INFORMATION SHOWN:
-- START --

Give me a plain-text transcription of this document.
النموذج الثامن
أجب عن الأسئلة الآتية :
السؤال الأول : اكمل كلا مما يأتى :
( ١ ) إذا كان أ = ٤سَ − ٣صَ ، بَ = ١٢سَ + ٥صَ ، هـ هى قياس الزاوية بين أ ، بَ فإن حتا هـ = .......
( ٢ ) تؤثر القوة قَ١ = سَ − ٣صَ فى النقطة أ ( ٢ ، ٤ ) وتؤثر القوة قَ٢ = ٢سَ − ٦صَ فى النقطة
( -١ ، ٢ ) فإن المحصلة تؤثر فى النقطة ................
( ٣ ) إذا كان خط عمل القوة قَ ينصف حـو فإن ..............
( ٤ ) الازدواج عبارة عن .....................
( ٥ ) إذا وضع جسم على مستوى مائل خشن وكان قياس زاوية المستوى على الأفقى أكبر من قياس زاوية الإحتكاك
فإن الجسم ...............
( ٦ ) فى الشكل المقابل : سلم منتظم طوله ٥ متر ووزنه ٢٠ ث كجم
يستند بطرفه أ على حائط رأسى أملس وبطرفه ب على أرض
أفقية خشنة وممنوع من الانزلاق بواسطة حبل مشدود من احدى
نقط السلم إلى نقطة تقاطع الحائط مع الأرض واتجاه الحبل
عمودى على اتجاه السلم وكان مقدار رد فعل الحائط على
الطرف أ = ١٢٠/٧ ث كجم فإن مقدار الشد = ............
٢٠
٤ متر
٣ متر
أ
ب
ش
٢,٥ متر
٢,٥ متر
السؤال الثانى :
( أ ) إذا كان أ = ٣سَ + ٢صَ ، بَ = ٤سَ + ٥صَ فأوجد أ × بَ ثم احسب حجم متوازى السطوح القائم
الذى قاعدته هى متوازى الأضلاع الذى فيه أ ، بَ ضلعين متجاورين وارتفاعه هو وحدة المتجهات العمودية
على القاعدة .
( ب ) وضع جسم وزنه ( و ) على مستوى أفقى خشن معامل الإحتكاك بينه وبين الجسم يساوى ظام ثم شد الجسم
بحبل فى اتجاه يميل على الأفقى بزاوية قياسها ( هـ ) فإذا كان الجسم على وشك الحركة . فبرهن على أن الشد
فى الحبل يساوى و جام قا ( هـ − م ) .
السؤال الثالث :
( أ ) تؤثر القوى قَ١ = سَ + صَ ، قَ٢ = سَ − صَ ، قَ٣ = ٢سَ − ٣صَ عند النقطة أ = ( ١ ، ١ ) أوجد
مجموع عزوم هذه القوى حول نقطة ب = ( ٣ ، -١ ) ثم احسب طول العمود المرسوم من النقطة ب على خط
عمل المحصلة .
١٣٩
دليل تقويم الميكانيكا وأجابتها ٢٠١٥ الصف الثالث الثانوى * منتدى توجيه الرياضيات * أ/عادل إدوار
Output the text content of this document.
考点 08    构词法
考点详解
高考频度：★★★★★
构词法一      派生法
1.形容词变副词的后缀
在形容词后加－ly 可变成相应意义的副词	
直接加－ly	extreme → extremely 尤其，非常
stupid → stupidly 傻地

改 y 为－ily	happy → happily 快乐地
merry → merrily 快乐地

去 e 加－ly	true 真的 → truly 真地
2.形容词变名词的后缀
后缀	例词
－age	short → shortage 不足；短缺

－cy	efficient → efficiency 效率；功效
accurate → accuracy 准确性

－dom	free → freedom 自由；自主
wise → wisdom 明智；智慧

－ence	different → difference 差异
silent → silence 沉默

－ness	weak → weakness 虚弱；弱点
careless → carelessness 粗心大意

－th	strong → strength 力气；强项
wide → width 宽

-- END --

PROBLEM TO SOLVE:
Count the lines in the records above that hold the word "المحصلة", and give only that number.

WRITTEN ANSWER:
2